Dataset records
++++

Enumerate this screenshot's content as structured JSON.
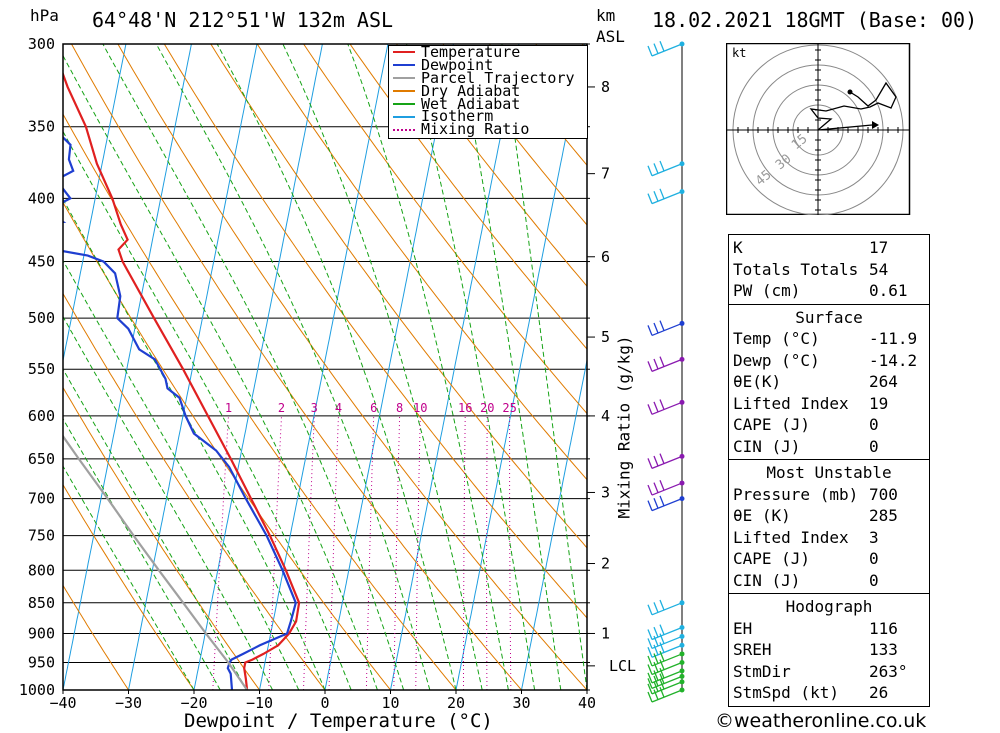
{
  "header": {
    "pressure_unit": "hPa",
    "location": "64°48'N  212°51'W  132m  ASL",
    "km_label": "km",
    "asl_label": "ASL",
    "datetime": "18.02.2021  18GMT  (Base: 00)"
  },
  "footer": "©weatheronline.co.uk",
  "colors": {
    "temperature": "#e02020",
    "dewpoint": "#1f3fd1",
    "parcel": "#a0a0a0",
    "dry_adiabat": "#e07b00",
    "wet_adiabat": "#16a316",
    "isotherm": "#1f9ee0",
    "mixing_ratio": "#c0008c"
  },
  "chart_data": {
    "type": "line",
    "xlabel": "Dewpoint / Temperature (°C)",
    "ylabel": "hPa",
    "x_ticks": [
      "-40",
      "-30",
      "-20",
      "-10",
      "0",
      "10",
      "20",
      "30",
      "40"
    ],
    "y_ticks": [
      "300",
      "350",
      "400",
      "450",
      "500",
      "550",
      "600",
      "650",
      "700",
      "750",
      "800",
      "850",
      "900",
      "950",
      "1000"
    ],
    "xlim": [
      -40,
      40
    ],
    "ylim": [
      1000,
      300
    ],
    "skew_deg_per_decade": 37.5,
    "km_ticks": [
      "1",
      "2",
      "3",
      "4",
      "5",
      "6",
      "7",
      "8"
    ],
    "km_pressures": [
      900,
      790,
      692,
      600,
      518,
      446,
      382,
      325
    ],
    "lcl_label": "LCL",
    "lcl_pressure": 956,
    "mixing_ratio_axis_label": "Mixing Ratio (g/kg)",
    "mixing_ratio_values": [
      "1",
      "2",
      "3",
      "4",
      "6",
      "8",
      "10",
      "16",
      "20",
      "25"
    ],
    "legend": [
      "Temperature",
      "Dewpoint",
      "Parcel Trajectory",
      "Dry Adiabat",
      "Wet Adiabat",
      "Isotherm",
      "Mixing Ratio"
    ],
    "series": [
      {
        "name": "Temperature",
        "points": [
          [
            1000,
            -11.9
          ],
          [
            980,
            -12.4
          ],
          [
            960,
            -13.0
          ],
          [
            950,
            -13.0
          ],
          [
            945,
            -12.0
          ],
          [
            935,
            -10.5
          ],
          [
            920,
            -8.5
          ],
          [
            900,
            -7.2
          ],
          [
            880,
            -6.5
          ],
          [
            850,
            -6.6
          ],
          [
            800,
            -9.6
          ],
          [
            750,
            -13.1
          ],
          [
            700,
            -17.1
          ],
          [
            650,
            -21.4
          ],
          [
            600,
            -26.2
          ],
          [
            550,
            -31.4
          ],
          [
            500,
            -37.4
          ],
          [
            450,
            -43.9
          ],
          [
            440,
            -44.9
          ],
          [
            432,
            -43.8
          ],
          [
            420,
            -45.3
          ],
          [
            400,
            -47.4
          ],
          [
            375,
            -50.8
          ],
          [
            350,
            -53.6
          ],
          [
            325,
            -57.6
          ],
          [
            300,
            -61.3
          ]
        ]
      },
      {
        "name": "Dewpoint",
        "points": [
          [
            1000,
            -14.2
          ],
          [
            970,
            -14.9
          ],
          [
            960,
            -15.5
          ],
          [
            950,
            -15.4
          ],
          [
            945,
            -15.2
          ],
          [
            935,
            -13.6
          ],
          [
            920,
            -11.3
          ],
          [
            900,
            -7.5
          ],
          [
            880,
            -7.3
          ],
          [
            850,
            -7.1
          ],
          [
            800,
            -10.1
          ],
          [
            750,
            -13.6
          ],
          [
            700,
            -17.9
          ],
          [
            660,
            -21.4
          ],
          [
            640,
            -23.9
          ],
          [
            620,
            -27.8
          ],
          [
            600,
            -29.6
          ],
          [
            580,
            -31.1
          ],
          [
            570,
            -33.2
          ],
          [
            560,
            -33.8
          ],
          [
            540,
            -36.0
          ],
          [
            530,
            -38.7
          ],
          [
            510,
            -41.0
          ],
          [
            500,
            -43.0
          ],
          [
            480,
            -43.2
          ],
          [
            460,
            -44.7
          ],
          [
            450,
            -46.8
          ],
          [
            445,
            -49.4
          ],
          [
            435,
            -60.1
          ],
          [
            430,
            -54.3
          ],
          [
            425,
            -62.6
          ],
          [
            418,
            -54.2
          ],
          [
            410,
            -57.4
          ],
          [
            400,
            -53.8
          ],
          [
            392,
            -55.4
          ],
          [
            385,
            -56.0
          ],
          [
            380,
            -54.2
          ],
          [
            372,
            -55.2
          ],
          [
            362,
            -55.4
          ],
          [
            352,
            -58.2
          ],
          [
            348,
            -64.9
          ],
          [
            340,
            -64.1
          ],
          [
            330,
            -63.0
          ],
          [
            318,
            -64.1
          ],
          [
            306,
            -68.1
          ],
          [
            300,
            -75.9
          ]
        ]
      },
      {
        "name": "Parcel Trajectory",
        "points": [
          [
            1000,
            -11.9
          ],
          [
            950,
            -15.6
          ],
          [
            900,
            -19.9
          ],
          [
            850,
            -24.3
          ],
          [
            800,
            -29.0
          ],
          [
            750,
            -33.9
          ],
          [
            700,
            -39.0
          ],
          [
            650,
            -44.6
          ],
          [
            600,
            -50.5
          ],
          [
            550,
            -56.8
          ],
          [
            500,
            -63.8
          ],
          [
            450,
            -71.5
          ]
        ]
      }
    ],
    "hodograph": {
      "unit_label": "kt",
      "ring_labels": [
        "15",
        "30",
        "45"
      ]
    },
    "wind_barb_pressures": [
      300,
      375,
      395,
      505,
      540,
      585,
      647,
      680,
      700,
      850,
      890,
      905,
      920,
      935,
      950,
      965,
      975,
      985,
      1000
    ]
  },
  "indices": {
    "general": [
      {
        "label": "K",
        "value": "17"
      },
      {
        "label": "Totals Totals",
        "value": "54"
      },
      {
        "label": "PW (cm)",
        "value": "0.61"
      }
    ],
    "surface": {
      "title": "Surface",
      "rows": [
        {
          "label": "Temp (°C)",
          "value": "-11.9"
        },
        {
          "label": "Dewp (°C)",
          "value": "-14.2"
        },
        {
          "label": "θE(K)",
          "value": "264"
        },
        {
          "label": "Lifted Index",
          "value": "19"
        },
        {
          "label": "CAPE (J)",
          "value": "0"
        },
        {
          "label": "CIN (J)",
          "value": "0"
        }
      ]
    },
    "most_unstable": {
      "title": "Most Unstable",
      "rows": [
        {
          "label": "Pressure (mb)",
          "value": "700"
        },
        {
          "label": "θE (K)",
          "value": "285"
        },
        {
          "label": "Lifted Index",
          "value": "3"
        },
        {
          "label": "CAPE (J)",
          "value": "0"
        },
        {
          "label": "CIN (J)",
          "value": "0"
        }
      ]
    },
    "hodograph": {
      "title": "Hodograph",
      "rows": [
        {
          "label": "EH",
          "value": "116"
        },
        {
          "label": "SREH",
          "value": "133"
        },
        {
          "label": "StmDir",
          "value": "263°"
        },
        {
          "label": "StmSpd (kt)",
          "value": "26"
        }
      ]
    }
  }
}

++++

Set down the complete material exactly, but do not include the images.

OUTPUT BELOW:
Enumerate this screenshot's content as structured JSON.
{
  "header": {
    "pressure_unit": "hPa",
    "location": "64°48'N  212°51'W  132m  ASL",
    "km_label": "km",
    "asl_label": "ASL",
    "datetime": "18.02.2021  18GMT  (Base: 00)"
  },
  "footer": "©weatheronline.co.uk",
  "colors": {
    "temperature": "#e02020",
    "dewpoint": "#1f3fd1",
    "parcel": "#a0a0a0",
    "dry_adiabat": "#e07b00",
    "wet_adiabat": "#16a316",
    "isotherm": "#1f9ee0",
    "mixing_ratio": "#c0008c"
  },
  "chart_data": {
    "type": "line",
    "xlabel": "Dewpoint / Temperature (°C)",
    "ylabel": "hPa",
    "x_ticks": [
      "-40",
      "-30",
      "-20",
      "-10",
      "0",
      "10",
      "20",
      "30",
      "40"
    ],
    "y_ticks": [
      "300",
      "350",
      "400",
      "450",
      "500",
      "550",
      "600",
      "650",
      "700",
      "750",
      "800",
      "850",
      "900",
      "950",
      "1000"
    ],
    "xlim": [
      -40,
      40
    ],
    "ylim": [
      1000,
      300
    ],
    "skew_deg_per_decade": 37.5,
    "km_ticks": [
      "1",
      "2",
      "3",
      "4",
      "5",
      "6",
      "7",
      "8"
    ],
    "km_pressures": [
      900,
      790,
      692,
      600,
      518,
      446,
      382,
      325
    ],
    "lcl_label": "LCL",
    "lcl_pressure": 956,
    "mixing_ratio_axis_label": "Mixing Ratio (g/kg)",
    "mixing_ratio_values": [
      "1",
      "2",
      "3",
      "4",
      "6",
      "8",
      "10",
      "16",
      "20",
      "25"
    ],
    "legend": [
      "Temperature",
      "Dewpoint",
      "Parcel Trajectory",
      "Dry Adiabat",
      "Wet Adiabat",
      "Isotherm",
      "Mixing Ratio"
    ],
    "series": [
      {
        "name": "Temperature",
        "points": [
          [
            1000,
            -11.9
          ],
          [
            980,
            -12.4
          ],
          [
            960,
            -13.0
          ],
          [
            950,
            -13.0
          ],
          [
            945,
            -12.0
          ],
          [
            935,
            -10.5
          ],
          [
            920,
            -8.5
          ],
          [
            900,
            -7.2
          ],
          [
            880,
            -6.5
          ],
          [
            850,
            -6.6
          ],
          [
            800,
            -9.6
          ],
          [
            750,
            -13.1
          ],
          [
            700,
            -17.1
          ],
          [
            650,
            -21.4
          ],
          [
            600,
            -26.2
          ],
          [
            550,
            -31.4
          ],
          [
            500,
            -37.4
          ],
          [
            450,
            -43.9
          ],
          [
            440,
            -44.9
          ],
          [
            432,
            -43.8
          ],
          [
            420,
            -45.3
          ],
          [
            400,
            -47.4
          ],
          [
            375,
            -50.8
          ],
          [
            350,
            -53.6
          ],
          [
            325,
            -57.6
          ],
          [
            300,
            -61.3
          ]
        ]
      },
      {
        "name": "Dewpoint",
        "points": [
          [
            1000,
            -14.2
          ],
          [
            970,
            -14.9
          ],
          [
            960,
            -15.5
          ],
          [
            950,
            -15.4
          ],
          [
            945,
            -15.2
          ],
          [
            935,
            -13.6
          ],
          [
            920,
            -11.3
          ],
          [
            900,
            -7.5
          ],
          [
            880,
            -7.3
          ],
          [
            850,
            -7.1
          ],
          [
            800,
            -10.1
          ],
          [
            750,
            -13.6
          ],
          [
            700,
            -17.9
          ],
          [
            660,
            -21.4
          ],
          [
            640,
            -23.9
          ],
          [
            620,
            -27.8
          ],
          [
            600,
            -29.6
          ],
          [
            580,
            -31.1
          ],
          [
            570,
            -33.2
          ],
          [
            560,
            -33.8
          ],
          [
            540,
            -36.0
          ],
          [
            530,
            -38.7
          ],
          [
            510,
            -41.0
          ],
          [
            500,
            -43.0
          ],
          [
            480,
            -43.2
          ],
          [
            460,
            -44.7
          ],
          [
            450,
            -46.8
          ],
          [
            445,
            -49.4
          ],
          [
            435,
            -60.1
          ],
          [
            430,
            -54.3
          ],
          [
            425,
            -62.6
          ],
          [
            418,
            -54.2
          ],
          [
            410,
            -57.4
          ],
          [
            400,
            -53.8
          ],
          [
            392,
            -55.4
          ],
          [
            385,
            -56.0
          ],
          [
            380,
            -54.2
          ],
          [
            372,
            -55.2
          ],
          [
            362,
            -55.4
          ],
          [
            352,
            -58.2
          ],
          [
            348,
            -64.9
          ],
          [
            340,
            -64.1
          ],
          [
            330,
            -63.0
          ],
          [
            318,
            -64.1
          ],
          [
            306,
            -68.1
          ],
          [
            300,
            -75.9
          ]
        ]
      },
      {
        "name": "Parcel Trajectory",
        "points": [
          [
            1000,
            -11.9
          ],
          [
            950,
            -15.6
          ],
          [
            900,
            -19.9
          ],
          [
            850,
            -24.3
          ],
          [
            800,
            -29.0
          ],
          [
            750,
            -33.9
          ],
          [
            700,
            -39.0
          ],
          [
            650,
            -44.6
          ],
          [
            600,
            -50.5
          ],
          [
            550,
            -56.8
          ],
          [
            500,
            -63.8
          ],
          [
            450,
            -71.5
          ]
        ]
      }
    ],
    "hodograph": {
      "unit_label": "kt",
      "ring_labels": [
        "15",
        "30",
        "45"
      ]
    },
    "wind_barb_pressures": [
      300,
      375,
      395,
      505,
      540,
      585,
      647,
      680,
      700,
      850,
      890,
      905,
      920,
      935,
      950,
      965,
      975,
      985,
      1000
    ]
  },
  "indices": {
    "general": [
      {
        "label": "K",
        "value": "17"
      },
      {
        "label": "Totals Totals",
        "value": "54"
      },
      {
        "label": "PW (cm)",
        "value": "0.61"
      }
    ],
    "surface": {
      "title": "Surface",
      "rows": [
        {
          "label": "Temp (°C)",
          "value": "-11.9"
        },
        {
          "label": "Dewp (°C)",
          "value": "-14.2"
        },
        {
          "label": "θE(K)",
          "value": "264"
        },
        {
          "label": "Lifted Index",
          "value": "19"
        },
        {
          "label": "CAPE (J)",
          "value": "0"
        },
        {
          "label": "CIN (J)",
          "value": "0"
        }
      ]
    },
    "most_unstable": {
      "title": "Most Unstable",
      "rows": [
        {
          "label": "Pressure (mb)",
          "value": "700"
        },
        {
          "label": "θE (K)",
          "value": "285"
        },
        {
          "label": "Lifted Index",
          "value": "3"
        },
        {
          "label": "CAPE (J)",
          "value": "0"
        },
        {
          "label": "CIN (J)",
          "value": "0"
        }
      ]
    },
    "hodograph": {
      "title": "Hodograph",
      "rows": [
        {
          "label": "EH",
          "value": "116"
        },
        {
          "label": "SREH",
          "value": "133"
        },
        {
          "label": "StmDir",
          "value": "263°"
        },
        {
          "label": "StmSpd (kt)",
          "value": "26"
        }
      ]
    }
  }
}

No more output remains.